**What you should do**
Each line of the listing that contains the word "uchun" is to be copied.

**Saved data entries**
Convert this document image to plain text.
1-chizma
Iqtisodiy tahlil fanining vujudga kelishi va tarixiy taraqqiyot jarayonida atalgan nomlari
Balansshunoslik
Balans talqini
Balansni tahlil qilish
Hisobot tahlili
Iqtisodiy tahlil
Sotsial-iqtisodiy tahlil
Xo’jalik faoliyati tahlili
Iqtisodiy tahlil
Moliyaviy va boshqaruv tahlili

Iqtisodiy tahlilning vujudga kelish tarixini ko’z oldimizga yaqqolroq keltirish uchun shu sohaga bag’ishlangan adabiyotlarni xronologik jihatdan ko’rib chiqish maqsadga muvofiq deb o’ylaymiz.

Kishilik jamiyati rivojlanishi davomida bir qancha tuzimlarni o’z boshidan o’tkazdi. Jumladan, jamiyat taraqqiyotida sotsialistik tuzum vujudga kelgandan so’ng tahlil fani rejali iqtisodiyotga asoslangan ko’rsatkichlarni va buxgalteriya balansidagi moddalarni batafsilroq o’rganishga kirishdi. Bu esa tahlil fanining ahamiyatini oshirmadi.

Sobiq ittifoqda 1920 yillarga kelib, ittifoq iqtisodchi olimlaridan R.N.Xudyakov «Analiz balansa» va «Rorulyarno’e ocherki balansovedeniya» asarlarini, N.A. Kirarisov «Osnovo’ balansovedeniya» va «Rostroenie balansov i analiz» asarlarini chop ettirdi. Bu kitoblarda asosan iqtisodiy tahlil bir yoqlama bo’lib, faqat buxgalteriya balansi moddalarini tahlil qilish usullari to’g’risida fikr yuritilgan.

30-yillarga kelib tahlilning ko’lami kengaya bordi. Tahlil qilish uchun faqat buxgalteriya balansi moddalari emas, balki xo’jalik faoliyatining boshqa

**Result of this task**
Iqtisodiy tahlilning vujudga kelish tarixini ko’z oldimizga yaqqolroq keltirish uchun shu sohaga bag’ishlangan adabiyotlarni xronologik jihatdan ko’rib chiqish maqsadga muvofiq deb o’ylaymiz.
30-yillarga kelib tahlilning ko’lami kengaya bordi. Tahlil qilish uchun faqat buxgalteriya balansi moddalari emas, balki xo’jalik faoliyatining boshqa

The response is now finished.